### Saved entries
* * * * * * *

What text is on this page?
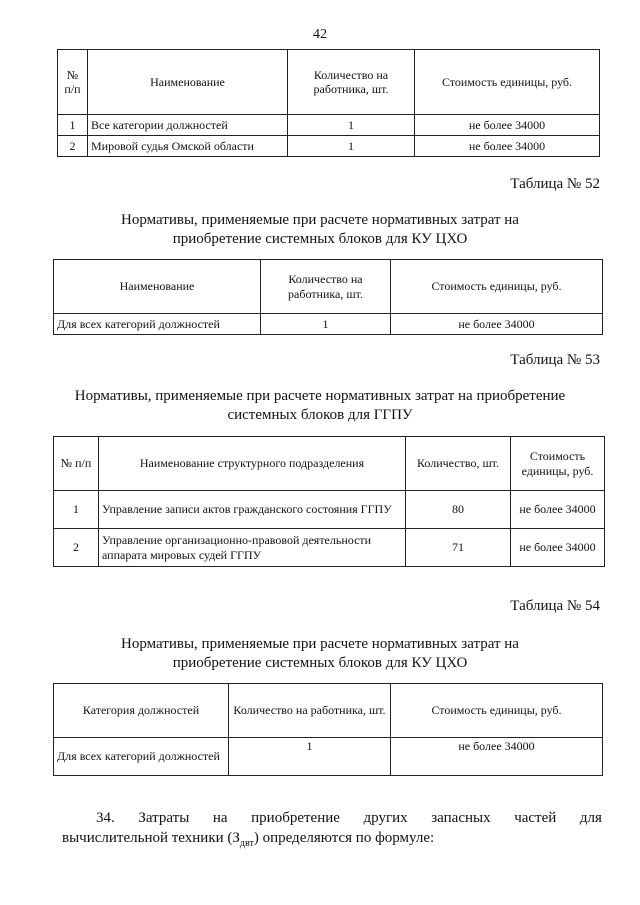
42
№ п/п	Наименование	Количество на работника, шт.	Стоимость единицы, руб.
1	Все категории должностей	1	не более 34000
2	Мировой судья Омской области	1	не более 34000
Таблица № 52
Нормативы, применяемые при расчете нормативных затрат на
приобретение системных блоков для КУ ЦХО
Наименование	Количество на работника, шт.	Стоимость единицы, руб.
Для всех категорий должностей	1	не более 34000
Таблица № 53
Нормативы, применяемые при расчете нормативных затрат на приобретение
системных блоков для ГГПУ
№ п/п	Наименование структурного подразделения	Количество, шт.	Стоимость единицы, руб.
1	Управление записи актов гражданского состояния ГГПУ	80	не более 34000
2	Управление организационно-правовой деятельности аппарата мировых судей ГГПУ	71	не более 34000
Таблица № 54
Нормативы, применяемые при расчете нормативных затрат на
приобретение системных блоков для КУ ЦХО
Категория должностей	Количество на работника, шт.	Стоимость единицы, руб.
Для всех категорий должностей	1	не более 34000
34. Затраты на приобретение других запасных частей для
вычислительной техники $(З_{двт})$ определяются по формуле:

* * * * * * *

### STATED PROBLEM
Repeat the data exactly, excluding the pictures.

### RESULT
What text is on this page?
42
№ п/п	Наименование	Количество на работника, шт.	Стоимость единицы, руб.
1	Все категории должностей	1	не более 34000
2	Мировой судья Омской области	1	не более 34000
Таблица № 52
Нормативы, применяемые при расчете нормативных затрат на
приобретение системных блоков для КУ ЦХО
Наименование	Количество на работника, шт.	Стоимость единицы, руб.
Для всех категорий должностей	1	не более 34000
Таблица № 53
Нормативы, применяемые при расчете нормативных затрат на приобретение
системных блоков для ГГПУ
№ п/п	Наименование структурного подразделения	Количество, шт.	Стоимость единицы, руб.
1	Управление записи актов гражданского состояния ГГПУ	80	не более 34000
2	Управление организационно-правовой деятельности аппарата мировых судей ГГПУ	71	не более 34000
Таблица № 54
Нормативы, применяемые при расчете нормативных затрат на
приобретение системных блоков для КУ ЦХО
Категория должностей	Количество на работника, шт.	Стоимость единицы, руб.
Для всех категорий должностей	1	не более 34000
34. Затраты на приобретение других запасных частей для
вычислительной техники $(З_{двт})$ определяются по формуле:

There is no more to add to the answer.